┌──

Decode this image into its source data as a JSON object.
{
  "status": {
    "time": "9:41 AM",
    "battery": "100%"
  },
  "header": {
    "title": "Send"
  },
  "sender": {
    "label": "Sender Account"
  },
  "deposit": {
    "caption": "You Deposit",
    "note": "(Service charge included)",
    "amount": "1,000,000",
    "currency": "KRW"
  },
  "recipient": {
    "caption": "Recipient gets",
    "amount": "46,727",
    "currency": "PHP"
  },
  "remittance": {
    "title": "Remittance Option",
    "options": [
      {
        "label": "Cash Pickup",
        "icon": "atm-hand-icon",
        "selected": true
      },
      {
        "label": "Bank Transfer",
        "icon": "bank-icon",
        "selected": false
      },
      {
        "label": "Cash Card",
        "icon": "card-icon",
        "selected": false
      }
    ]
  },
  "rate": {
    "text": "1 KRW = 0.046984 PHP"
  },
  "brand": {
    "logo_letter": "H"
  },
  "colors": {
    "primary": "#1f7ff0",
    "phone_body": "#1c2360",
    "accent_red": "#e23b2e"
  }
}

└──

What needs to be done
Quote the data in full, keeping each word unchanged.

Response to this exercise
Decode this image into its source data as a JSON object.
{
  "status": {
    "time": "9:41 AM",
    "battery": "100%"
  },
  "header": {
    "title": "Send"
  },
  "sender": {
    "label": "Sender Account"
  },
  "deposit": {
    "caption": "You Deposit",
    "note": "(Service charge included)",
    "amount": "1,000,000",
    "currency": "KRW"
  },
  "recipient": {
    "caption": "Recipient gets",
    "amount": "46,727",
    "currency": "PHP"
  },
  "remittance": {
    "title": "Remittance Option",
    "options": [
      {
        "label": "Cash Pickup",
        "icon": "atm-hand-icon",
        "selected": true
      },
      {
        "label": "Bank Transfer",
        "icon": "bank-icon",
        "selected": false
      },
      {
        "label": "Cash Card",
        "icon": "card-icon",
        "selected": false
      }
    ]
  },
  "rate": {
    "text": "1 KRW = 0.046984 PHP"
  },
  "brand": {
    "logo_letter": "H"
  },
  "colors": {
    "primary": "#1f7ff0",
    "phone_body": "#1c2360",
    "accent_red": "#e23b2e"
  }
}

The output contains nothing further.